**TASK DESCRIPTION:**
Output the line that contains "What does this" and every line after it to the end of the entries, with nothing added or left out.

**PROVIDED RECORDS:**

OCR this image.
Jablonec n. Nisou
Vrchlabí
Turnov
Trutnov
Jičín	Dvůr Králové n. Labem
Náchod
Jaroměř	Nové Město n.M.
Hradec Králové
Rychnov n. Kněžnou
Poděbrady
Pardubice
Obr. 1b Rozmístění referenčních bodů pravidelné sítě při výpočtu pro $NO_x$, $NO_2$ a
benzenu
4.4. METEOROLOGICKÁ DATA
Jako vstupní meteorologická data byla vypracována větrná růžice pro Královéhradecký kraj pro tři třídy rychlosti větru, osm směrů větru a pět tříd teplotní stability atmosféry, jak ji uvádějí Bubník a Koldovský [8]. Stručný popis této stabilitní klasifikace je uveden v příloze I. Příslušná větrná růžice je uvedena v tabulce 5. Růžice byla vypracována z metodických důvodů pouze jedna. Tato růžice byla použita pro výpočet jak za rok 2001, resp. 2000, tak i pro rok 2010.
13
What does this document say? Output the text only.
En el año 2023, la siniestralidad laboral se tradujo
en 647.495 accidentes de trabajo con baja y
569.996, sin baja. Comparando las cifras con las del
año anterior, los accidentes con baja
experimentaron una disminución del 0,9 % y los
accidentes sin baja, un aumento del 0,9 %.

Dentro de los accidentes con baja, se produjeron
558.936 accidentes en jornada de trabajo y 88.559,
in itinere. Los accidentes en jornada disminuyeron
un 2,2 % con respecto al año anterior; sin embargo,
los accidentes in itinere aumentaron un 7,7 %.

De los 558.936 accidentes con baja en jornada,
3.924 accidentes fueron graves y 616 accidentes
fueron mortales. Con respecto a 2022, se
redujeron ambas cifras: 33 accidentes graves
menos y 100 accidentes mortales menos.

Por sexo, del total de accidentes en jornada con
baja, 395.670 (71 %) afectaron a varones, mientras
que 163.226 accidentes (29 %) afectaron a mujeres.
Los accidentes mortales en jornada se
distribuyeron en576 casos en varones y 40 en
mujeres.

**SOLUTION TO THIS TASK:**
What does this document say? Output the text only.
En el año 2023, la siniestralidad laboral se tradujo
en 647.495 accidentes de trabajo con baja y
569.996, sin baja. Comparando las cifras con las del
año anterior, los accidentes con baja
experimentaron una disminución del 0,9 % y los
accidentes sin baja, un aumento del 0,9 %.

Dentro de los accidentes con baja, se produjeron
558.936 accidentes en jornada de trabajo y 88.559,
in itinere. Los accidentes en jornada disminuyeron
un 2,2 % con respecto al año anterior; sin embargo,
los accidentes in itinere aumentaron un 7,7 %.

De los 558.936 accidentes con baja en jornada,
3.924 accidentes fueron graves y 616 accidentes
fueron mortales. Con respecto a 2022, se
redujeron ambas cifras: 33 accidentes graves
menos y 100 accidentes mortales menos.

Por sexo, del total de accidentes en jornada con
baja, 395.670 (71 %) afectaron a varones, mientras
que 163.226 accidentes (29 %) afectaron a mujeres.
Los accidentes mortales en jornada se
distribuyeron en576 casos en varones y 40 en
mujeres.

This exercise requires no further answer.